_TEXTE SOURCE_
--------------------
ROME, Lundi 6 décembre 2010 (ZENIT.org) – « La réalité est que l’Eglise se renouvelle et qu’elle est en train de grandir. La décision de lancer une nouvelle évangélisation n’est pas une action de défense, mais appartient à la conscience de l’Eglise d’être missionnaire », répond Mgr Rino Fisichella, président du Conseil pontifical pour la promotion de la nouvelle évangélisation à la question relative à la création d’un nouveau dicastère au sein de la Curie romaine.
« La nouvelle évangélisation, explique l’archevêque titulaire de Voghenza, n’est pas une réponse au temps de crise que nous vivons. Parler de nouvelle évangélisation signifie renouveler en nous cet esprit missionnaire qui doit habiter tout chrétien. C’est un processus qui s’inscrit dans la pleine continuité du processus de première évangélisation par lequel Notre Seigneur Jésus a voulu l’Eglise et qu’il lui a confié cette mission : aller et rencontrer chaque personne et lui apporter l’Evangile ».
ZENIT : Comment faire pour relancer la mission et quelle est votre impression face à cette tâche ?
Mgr Fisichella : La nouvelle évangélisation requiert de nouveaux missionnaires. Penser entreprendre une nouvelle évangélisation sur papier ne sert à rien et ne fonctionne pas. Notre tâche n’a de sens que s’il l’on a et promeut de nouveaux missionnaires.
--------------------
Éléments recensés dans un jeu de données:

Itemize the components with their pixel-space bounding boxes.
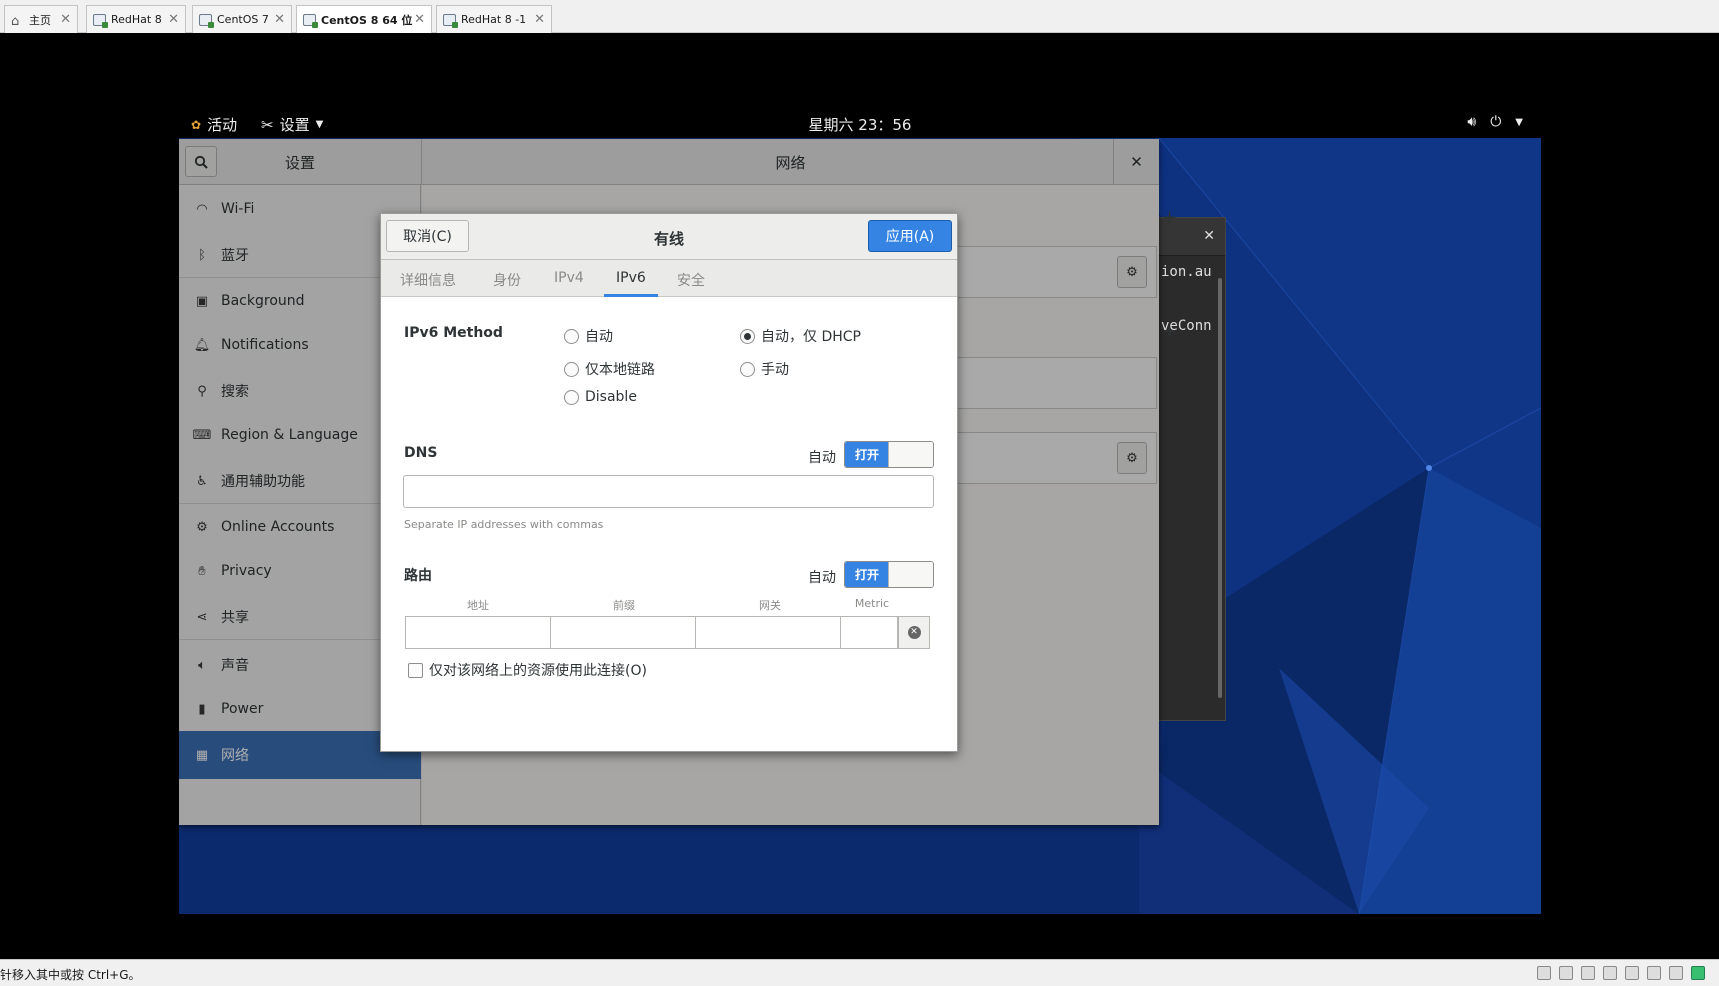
add-icon[interactable]: + xyxy=(1162,207,1177,228)
vm-icon xyxy=(303,13,318,28)
checkbox-label: 仅对该网络上的资源使用此连接(O) xyxy=(429,663,647,679)
ipv6-method-label: IPv6 Method xyxy=(404,325,503,341)
radio-auto[interactable]: 自动 xyxy=(564,326,613,346)
sound-icon[interactable] xyxy=(1625,966,1639,980)
checkbox xyxy=(408,662,423,678)
radio-button xyxy=(564,361,579,377)
column-header-address: 地址 xyxy=(467,599,489,612)
dns-label: DNS xyxy=(404,445,438,461)
radio-link-local[interactable]: 仅本地链路 xyxy=(564,359,655,379)
close-icon[interactable]: ✕ xyxy=(1203,228,1215,244)
status-indicator-icon[interactable] xyxy=(1691,966,1705,980)
device-icons xyxy=(1537,966,1705,980)
scrollbar[interactable] xyxy=(1218,278,1222,698)
radio-button xyxy=(564,328,579,344)
route-metric-input[interactable] xyxy=(840,616,898,649)
switch-knob xyxy=(888,442,933,467)
route-gateway-input[interactable] xyxy=(695,616,841,649)
route-address-input[interactable] xyxy=(405,616,551,649)
tab-ipv6[interactable]: IPv6 xyxy=(616,270,646,286)
chevron-down-icon: ▼ xyxy=(1515,116,1523,128)
vmware-tab-bar: ⌂ 主页 ✕ RedHat 8 ✕ CentOS 7 ✕ CentOS 8 64… xyxy=(0,0,1719,33)
dns-auto-label: 自动 xyxy=(808,450,836,466)
gnome-top-bar: ✿ 活动 ✂ 设置 ▼ 星期六 23：56 🔊︎ ⏻ ▼ xyxy=(179,108,1541,138)
wired-dialog: 取消(C) 有线 应用(A) 详细信息 身份 IPv4 IPv6 安全 IPv6… xyxy=(380,213,958,752)
routes-label: 路由 xyxy=(404,568,432,584)
column-header-metric: Metric xyxy=(854,597,890,610)
tab-centos7[interactable]: CentOS 7 ✕ xyxy=(192,5,292,33)
dns-field[interactable] xyxy=(403,475,934,508)
tab-security[interactable]: 安全 xyxy=(677,270,705,290)
cd-icon[interactable] xyxy=(1559,966,1573,980)
printer-icon[interactable] xyxy=(1603,966,1617,980)
clock[interactable]: 星期六 23：56 xyxy=(179,114,1541,135)
vmware-status-bar: 针移入其中或按 Ctrl+G。 xyxy=(0,959,1719,986)
home-icon: ⌂ xyxy=(11,13,20,29)
radio-label: 自动 xyxy=(585,329,613,345)
guest-display[interactable]: ✿ 活动 ✂ 设置 ▼ 星期六 23：56 🔊︎ ⏻ ▼ ✕ ion.au ve… xyxy=(0,34,1719,959)
close-icon[interactable]: ✕ xyxy=(274,12,285,27)
close-icon[interactable]: ✕ xyxy=(534,12,545,27)
column-header-prefix: 前缀 xyxy=(613,599,635,612)
volume-icon: 🔊︎ xyxy=(1467,114,1477,130)
radio-auto-dhcp[interactable]: 自动，仅 DHCP xyxy=(740,326,861,346)
tab-label: RedHat 8 xyxy=(111,13,162,26)
tab-identity[interactable]: 身份 xyxy=(493,270,521,290)
routes-auto-switch[interactable]: 打开 xyxy=(844,561,934,588)
vm-icon xyxy=(199,13,214,28)
tab-centos8[interactable]: CentOS 8 64 位 ✕ xyxy=(296,5,432,33)
close-icon[interactable]: ✕ xyxy=(168,12,179,27)
tab-label: CentOS 8 64 位 xyxy=(321,13,413,27)
network-adapter-icon[interactable] xyxy=(1581,966,1595,980)
switch-knob xyxy=(888,562,933,587)
column-header-gateway: 网关 xyxy=(759,599,781,612)
route-delete-button[interactable]: ✕ xyxy=(898,616,930,649)
system-tray[interactable]: 🔊︎ ⏻ ▼ xyxy=(1467,114,1523,130)
route-prefix-input[interactable] xyxy=(550,616,696,649)
apply-button[interactable]: 应用(A) xyxy=(868,220,952,252)
radio-label: 自动，仅 DHCP xyxy=(761,329,861,345)
radio-button xyxy=(740,361,755,377)
routes-auto-label: 自动 xyxy=(808,570,836,586)
tab-redhat8[interactable]: RedHat 8 ✕ xyxy=(86,5,186,33)
display-icon[interactable] xyxy=(1669,966,1683,980)
status-message: 针移入其中或按 Ctrl+G。 xyxy=(0,968,141,982)
radio-disable[interactable]: Disable xyxy=(564,389,637,405)
vm-icon xyxy=(93,13,108,28)
tab-ipv4[interactable]: IPv4 xyxy=(554,270,584,286)
terminal-line: ion.au xyxy=(1161,264,1212,280)
dns-hint: Separate IP addresses with commas xyxy=(404,518,604,531)
tab-label: CentOS 7 xyxy=(217,13,269,26)
active-tab-indicator xyxy=(604,294,658,297)
power-icon: ⏻ xyxy=(1490,114,1502,130)
radio-label: 仅本地链路 xyxy=(585,362,655,378)
switch-on-label: 打开 xyxy=(845,442,889,467)
tab-label: RedHat 8 -1 xyxy=(461,13,527,26)
radio-manual[interactable]: 手动 xyxy=(740,359,789,379)
terminal-window[interactable]: ✕ ion.au veConn xyxy=(1156,217,1226,721)
only-resources-checkbox[interactable]: 仅对该网络上的资源使用此连接(O) xyxy=(408,660,647,680)
tab-home[interactable]: ⌂ 主页 ✕ xyxy=(4,5,78,33)
hard-disk-icon[interactable] xyxy=(1537,966,1551,980)
close-icon[interactable]: ✕ xyxy=(60,12,71,27)
dialog-tabs: 详细信息 身份 IPv4 IPv6 安全 xyxy=(381,260,957,297)
radio-label: 手动 xyxy=(761,362,789,378)
tab-details[interactable]: 详细信息 xyxy=(400,270,456,290)
tab-redhat8-1[interactable]: RedHat 8 -1 ✕ xyxy=(436,5,552,33)
clear-icon: ✕ xyxy=(907,626,921,639)
radio-label: Disable xyxy=(585,389,637,405)
radio-button xyxy=(564,389,579,405)
dns-auto-switch[interactable]: 打开 xyxy=(844,441,934,468)
close-icon[interactable]: ✕ xyxy=(414,12,425,27)
radio-button xyxy=(740,328,755,344)
tab-label: 主页 xyxy=(29,13,51,27)
dialog-header: 取消(C) 有线 应用(A) xyxy=(381,214,957,260)
add-icon[interactable]: + xyxy=(1162,321,1177,342)
usb-icon[interactable] xyxy=(1647,966,1661,980)
switch-on-label: 打开 xyxy=(845,562,889,587)
vm-icon xyxy=(443,13,458,28)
--------------------
_OBJECTIFS_
- a) Selon l'entretien sur la nouvelle évangélisation, de quel lieu Mgr Rino Fisichella est-il l'archevêque titulaire ?
- b) Recopiez l'entretien sur la nouvelle évangélisation depuis « ZENIT : Comment » jusqu'à « promeut de nouveaux missionnaires. » inclus.

_RÉSULTATS DE L'EXERCICE_
- a) De Voghenza.

- b)
ZENIT : Comment faire pour relancer la mission et quelle est votre impression face à cette tâche ?
Mgr Fisichella : La nouvelle évangélisation requiert de nouveaux missionnaires. Penser entreprendre une nouvelle évangélisation sur papier ne sert à rien et ne fonctionne pas. Notre tâche n’a de sens que s’il l’on a et promeut de nouveaux missionnaires.